──────── MATERIAL ────────
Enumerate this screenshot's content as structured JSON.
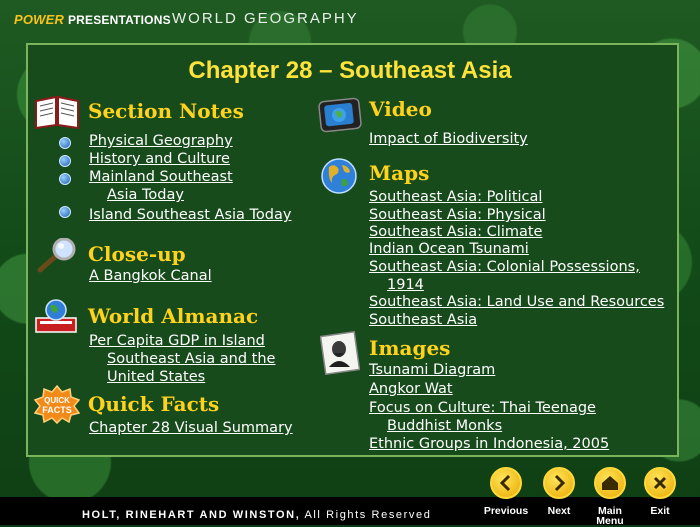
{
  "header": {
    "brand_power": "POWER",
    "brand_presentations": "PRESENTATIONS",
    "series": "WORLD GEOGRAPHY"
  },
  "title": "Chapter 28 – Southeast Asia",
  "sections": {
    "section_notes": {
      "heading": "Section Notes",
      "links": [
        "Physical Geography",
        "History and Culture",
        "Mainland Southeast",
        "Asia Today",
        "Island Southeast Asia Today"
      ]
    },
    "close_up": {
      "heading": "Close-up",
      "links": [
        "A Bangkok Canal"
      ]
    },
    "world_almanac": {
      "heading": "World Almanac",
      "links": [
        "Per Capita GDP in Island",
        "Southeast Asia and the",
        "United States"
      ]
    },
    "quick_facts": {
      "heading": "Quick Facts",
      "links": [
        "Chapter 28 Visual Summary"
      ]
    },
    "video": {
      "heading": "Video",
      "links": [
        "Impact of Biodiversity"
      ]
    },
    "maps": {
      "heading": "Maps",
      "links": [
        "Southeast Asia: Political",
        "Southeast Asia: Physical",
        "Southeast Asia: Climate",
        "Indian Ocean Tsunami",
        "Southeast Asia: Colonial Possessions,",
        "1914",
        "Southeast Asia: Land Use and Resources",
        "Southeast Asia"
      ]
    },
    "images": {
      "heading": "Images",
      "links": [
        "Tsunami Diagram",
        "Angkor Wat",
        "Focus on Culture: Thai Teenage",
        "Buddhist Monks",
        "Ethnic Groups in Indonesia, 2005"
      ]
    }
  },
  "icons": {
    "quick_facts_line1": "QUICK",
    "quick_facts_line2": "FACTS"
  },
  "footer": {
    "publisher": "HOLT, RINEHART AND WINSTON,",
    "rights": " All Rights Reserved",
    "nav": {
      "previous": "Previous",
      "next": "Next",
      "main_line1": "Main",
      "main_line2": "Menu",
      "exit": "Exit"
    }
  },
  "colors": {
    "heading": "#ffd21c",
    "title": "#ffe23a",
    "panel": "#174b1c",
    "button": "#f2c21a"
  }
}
────────
● TO DO
Please write out all the data again word for word, but not the pictures.

● THE ANSWER
Enumerate this screenshot's content as structured JSON.
{
  "header": {
    "brand_power": "POWER",
    "brand_presentations": "PRESENTATIONS",
    "series": "WORLD GEOGRAPHY"
  },
  "title": "Chapter 28 – Southeast Asia",
  "sections": {
    "section_notes": {
      "heading": "Section Notes",
      "links": [
        "Physical Geography",
        "History and Culture",
        "Mainland Southeast",
        "Asia Today",
        "Island Southeast Asia Today"
      ]
    },
    "close_up": {
      "heading": "Close-up",
      "links": [
        "A Bangkok Canal"
      ]
    },
    "world_almanac": {
      "heading": "World Almanac",
      "links": [
        "Per Capita GDP in Island",
        "Southeast Asia and the",
        "United States"
      ]
    },
    "quick_facts": {
      "heading": "Quick Facts",
      "links": [
        "Chapter 28 Visual Summary"
      ]
    },
    "video": {
      "heading": "Video",
      "links": [
        "Impact of Biodiversity"
      ]
    },
    "maps": {
      "heading": "Maps",
      "links": [
        "Southeast Asia: Political",
        "Southeast Asia: Physical",
        "Southeast Asia: Climate",
        "Indian Ocean Tsunami",
        "Southeast Asia: Colonial Possessions,",
        "1914",
        "Southeast Asia: Land Use and Resources",
        "Southeast Asia"
      ]
    },
    "images": {
      "heading": "Images",
      "links": [
        "Tsunami Diagram",
        "Angkor Wat",
        "Focus on Culture: Thai Teenage",
        "Buddhist Monks",
        "Ethnic Groups in Indonesia, 2005"
      ]
    }
  },
  "icons": {
    "quick_facts_line1": "QUICK",
    "quick_facts_line2": "FACTS"
  },
  "footer": {
    "publisher": "HOLT, RINEHART AND WINSTON,",
    "rights": " All Rights Reserved",
    "nav": {
      "previous": "Previous",
      "next": "Next",
      "main_line1": "Main",
      "main_line2": "Menu",
      "exit": "Exit"
    }
  },
  "colors": {
    "heading": "#ffd21c",
    "title": "#ffe23a",
    "panel": "#174b1c",
    "button": "#f2c21a"
  }
}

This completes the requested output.